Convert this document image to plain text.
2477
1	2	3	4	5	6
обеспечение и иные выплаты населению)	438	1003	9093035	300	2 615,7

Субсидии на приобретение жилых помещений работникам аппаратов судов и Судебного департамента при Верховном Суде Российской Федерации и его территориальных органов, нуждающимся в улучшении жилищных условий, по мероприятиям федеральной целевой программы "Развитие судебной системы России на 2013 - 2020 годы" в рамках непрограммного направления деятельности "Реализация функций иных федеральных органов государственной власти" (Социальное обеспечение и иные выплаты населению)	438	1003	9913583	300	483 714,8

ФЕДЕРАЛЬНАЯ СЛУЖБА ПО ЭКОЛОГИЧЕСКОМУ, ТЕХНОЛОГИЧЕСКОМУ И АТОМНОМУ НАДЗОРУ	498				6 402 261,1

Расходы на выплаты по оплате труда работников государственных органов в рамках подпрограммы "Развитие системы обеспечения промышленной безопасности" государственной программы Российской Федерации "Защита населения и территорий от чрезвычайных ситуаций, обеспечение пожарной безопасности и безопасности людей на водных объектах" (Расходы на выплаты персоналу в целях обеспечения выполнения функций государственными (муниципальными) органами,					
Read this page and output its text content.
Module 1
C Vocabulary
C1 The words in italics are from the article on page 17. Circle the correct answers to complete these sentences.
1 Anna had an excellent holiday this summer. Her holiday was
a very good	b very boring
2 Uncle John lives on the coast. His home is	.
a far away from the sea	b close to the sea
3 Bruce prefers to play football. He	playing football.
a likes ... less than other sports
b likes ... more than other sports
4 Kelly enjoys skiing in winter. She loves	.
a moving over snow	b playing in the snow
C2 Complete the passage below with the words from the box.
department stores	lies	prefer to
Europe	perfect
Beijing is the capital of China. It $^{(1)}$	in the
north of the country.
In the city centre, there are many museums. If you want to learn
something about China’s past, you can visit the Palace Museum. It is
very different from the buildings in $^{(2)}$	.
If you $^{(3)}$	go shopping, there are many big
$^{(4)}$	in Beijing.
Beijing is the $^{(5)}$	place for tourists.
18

> DIRECTIVE
Within the records above, how many lines include the word "this"? State the number by itself.

> THE ANSWER
3